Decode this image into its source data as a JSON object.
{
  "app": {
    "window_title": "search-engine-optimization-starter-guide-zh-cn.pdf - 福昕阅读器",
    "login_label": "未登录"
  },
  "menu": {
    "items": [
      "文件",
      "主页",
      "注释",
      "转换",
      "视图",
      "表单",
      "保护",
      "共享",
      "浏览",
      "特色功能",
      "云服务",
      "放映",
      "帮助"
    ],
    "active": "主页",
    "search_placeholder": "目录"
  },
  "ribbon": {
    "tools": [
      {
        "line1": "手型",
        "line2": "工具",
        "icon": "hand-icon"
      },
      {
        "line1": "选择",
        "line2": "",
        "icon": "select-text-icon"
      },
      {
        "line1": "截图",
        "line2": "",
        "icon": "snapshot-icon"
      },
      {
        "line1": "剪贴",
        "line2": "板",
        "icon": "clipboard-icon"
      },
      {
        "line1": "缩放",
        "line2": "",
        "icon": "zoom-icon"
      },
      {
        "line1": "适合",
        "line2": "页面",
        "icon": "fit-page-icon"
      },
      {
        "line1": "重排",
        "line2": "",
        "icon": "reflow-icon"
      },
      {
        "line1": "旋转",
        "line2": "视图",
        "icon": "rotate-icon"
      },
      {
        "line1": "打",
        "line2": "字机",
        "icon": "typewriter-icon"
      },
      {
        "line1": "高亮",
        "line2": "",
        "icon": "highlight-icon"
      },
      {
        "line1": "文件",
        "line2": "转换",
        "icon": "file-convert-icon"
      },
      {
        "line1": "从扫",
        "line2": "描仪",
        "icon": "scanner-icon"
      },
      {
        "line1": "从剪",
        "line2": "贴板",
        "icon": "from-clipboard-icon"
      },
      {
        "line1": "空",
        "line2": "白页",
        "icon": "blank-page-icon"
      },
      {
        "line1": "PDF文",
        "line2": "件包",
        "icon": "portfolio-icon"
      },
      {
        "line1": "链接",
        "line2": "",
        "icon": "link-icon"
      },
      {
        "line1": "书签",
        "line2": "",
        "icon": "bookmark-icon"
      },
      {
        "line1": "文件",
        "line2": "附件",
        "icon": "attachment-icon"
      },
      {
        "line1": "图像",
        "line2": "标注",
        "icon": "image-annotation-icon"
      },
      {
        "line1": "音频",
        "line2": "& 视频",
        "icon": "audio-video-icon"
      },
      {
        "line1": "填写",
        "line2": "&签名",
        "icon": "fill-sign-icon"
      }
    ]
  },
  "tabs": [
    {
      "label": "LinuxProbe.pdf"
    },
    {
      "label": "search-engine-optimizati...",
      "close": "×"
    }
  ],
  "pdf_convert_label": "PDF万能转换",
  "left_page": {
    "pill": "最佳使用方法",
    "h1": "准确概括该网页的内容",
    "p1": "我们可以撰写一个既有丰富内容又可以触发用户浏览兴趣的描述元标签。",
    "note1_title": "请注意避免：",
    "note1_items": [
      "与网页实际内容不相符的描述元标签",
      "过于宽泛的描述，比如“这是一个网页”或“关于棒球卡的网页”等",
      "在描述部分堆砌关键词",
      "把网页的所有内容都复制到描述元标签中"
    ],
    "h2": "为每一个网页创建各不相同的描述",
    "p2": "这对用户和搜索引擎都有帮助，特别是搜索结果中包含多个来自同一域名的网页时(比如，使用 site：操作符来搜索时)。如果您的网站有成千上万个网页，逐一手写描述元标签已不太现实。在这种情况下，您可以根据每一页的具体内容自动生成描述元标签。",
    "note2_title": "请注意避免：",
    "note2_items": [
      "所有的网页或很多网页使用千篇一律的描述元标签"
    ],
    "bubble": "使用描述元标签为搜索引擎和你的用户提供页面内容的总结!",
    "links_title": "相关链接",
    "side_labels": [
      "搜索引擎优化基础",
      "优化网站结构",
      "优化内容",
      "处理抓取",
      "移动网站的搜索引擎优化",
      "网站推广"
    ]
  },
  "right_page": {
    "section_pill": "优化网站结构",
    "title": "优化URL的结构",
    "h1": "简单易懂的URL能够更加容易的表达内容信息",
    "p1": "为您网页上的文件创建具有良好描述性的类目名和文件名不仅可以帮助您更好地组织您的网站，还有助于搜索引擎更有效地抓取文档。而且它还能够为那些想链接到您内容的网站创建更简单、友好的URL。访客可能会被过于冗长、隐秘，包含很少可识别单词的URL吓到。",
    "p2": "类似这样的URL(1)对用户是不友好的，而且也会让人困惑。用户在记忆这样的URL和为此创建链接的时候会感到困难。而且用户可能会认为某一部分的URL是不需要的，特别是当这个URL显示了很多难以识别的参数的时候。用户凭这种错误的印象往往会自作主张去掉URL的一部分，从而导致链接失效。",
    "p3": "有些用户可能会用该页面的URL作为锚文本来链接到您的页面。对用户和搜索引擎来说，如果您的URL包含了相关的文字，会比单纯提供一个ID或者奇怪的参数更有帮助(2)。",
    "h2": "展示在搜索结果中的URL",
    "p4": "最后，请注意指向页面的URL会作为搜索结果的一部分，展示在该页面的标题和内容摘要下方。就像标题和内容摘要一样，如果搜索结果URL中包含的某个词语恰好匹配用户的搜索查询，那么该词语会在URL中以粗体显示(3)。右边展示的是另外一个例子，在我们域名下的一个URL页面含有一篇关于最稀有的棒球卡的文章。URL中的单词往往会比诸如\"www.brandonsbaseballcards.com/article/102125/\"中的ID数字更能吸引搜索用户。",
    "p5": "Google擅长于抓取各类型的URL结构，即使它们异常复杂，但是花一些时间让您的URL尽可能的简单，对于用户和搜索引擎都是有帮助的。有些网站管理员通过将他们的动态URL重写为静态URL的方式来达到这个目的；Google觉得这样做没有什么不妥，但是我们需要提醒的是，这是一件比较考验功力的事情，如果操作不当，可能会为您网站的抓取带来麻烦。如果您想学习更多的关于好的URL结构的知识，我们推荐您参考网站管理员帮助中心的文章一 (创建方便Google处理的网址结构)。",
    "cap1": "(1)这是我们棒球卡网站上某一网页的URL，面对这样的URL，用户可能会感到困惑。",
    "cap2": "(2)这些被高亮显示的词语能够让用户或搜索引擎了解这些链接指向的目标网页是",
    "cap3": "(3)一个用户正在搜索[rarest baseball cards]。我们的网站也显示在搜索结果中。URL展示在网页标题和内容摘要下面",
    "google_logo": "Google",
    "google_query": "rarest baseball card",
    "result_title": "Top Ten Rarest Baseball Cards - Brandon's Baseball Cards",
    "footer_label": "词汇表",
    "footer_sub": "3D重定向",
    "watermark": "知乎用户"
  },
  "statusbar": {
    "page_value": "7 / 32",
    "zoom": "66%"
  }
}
________________
● **What to produce**:
From the records, copy every line that has the string "engine" in it.

● **In response**:
    "window_title": "search-engine-optimization-starter-guide-zh-cn.pdf - 福昕阅读器",
      "label": "search-engine-optimizati...",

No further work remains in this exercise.